## Required work
In the listing below, locate the lines bearing the word "title". Copy every one of them.

## Available records
---
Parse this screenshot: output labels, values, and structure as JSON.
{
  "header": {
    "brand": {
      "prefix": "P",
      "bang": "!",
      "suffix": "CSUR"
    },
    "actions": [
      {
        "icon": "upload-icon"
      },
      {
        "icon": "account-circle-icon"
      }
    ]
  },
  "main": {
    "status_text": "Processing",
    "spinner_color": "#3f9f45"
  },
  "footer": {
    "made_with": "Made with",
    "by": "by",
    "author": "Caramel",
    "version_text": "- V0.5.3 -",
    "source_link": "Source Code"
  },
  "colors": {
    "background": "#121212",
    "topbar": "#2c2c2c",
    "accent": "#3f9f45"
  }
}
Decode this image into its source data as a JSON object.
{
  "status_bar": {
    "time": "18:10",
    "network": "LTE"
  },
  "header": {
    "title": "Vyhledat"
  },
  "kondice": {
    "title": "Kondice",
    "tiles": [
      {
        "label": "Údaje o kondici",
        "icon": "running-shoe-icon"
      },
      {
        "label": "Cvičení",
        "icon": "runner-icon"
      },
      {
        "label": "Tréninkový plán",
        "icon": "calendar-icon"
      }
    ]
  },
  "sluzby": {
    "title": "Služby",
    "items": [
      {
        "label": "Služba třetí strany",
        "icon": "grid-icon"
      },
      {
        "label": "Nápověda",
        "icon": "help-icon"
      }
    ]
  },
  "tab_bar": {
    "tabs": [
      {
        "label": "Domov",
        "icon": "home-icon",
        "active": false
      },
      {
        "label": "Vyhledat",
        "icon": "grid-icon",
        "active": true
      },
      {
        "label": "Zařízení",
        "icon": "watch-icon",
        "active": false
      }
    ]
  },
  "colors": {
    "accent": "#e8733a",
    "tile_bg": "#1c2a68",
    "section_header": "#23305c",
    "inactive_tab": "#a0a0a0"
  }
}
---
## Result
    "title": "Vyhledat"
    "title": "Kondice",
    "title": "Služby",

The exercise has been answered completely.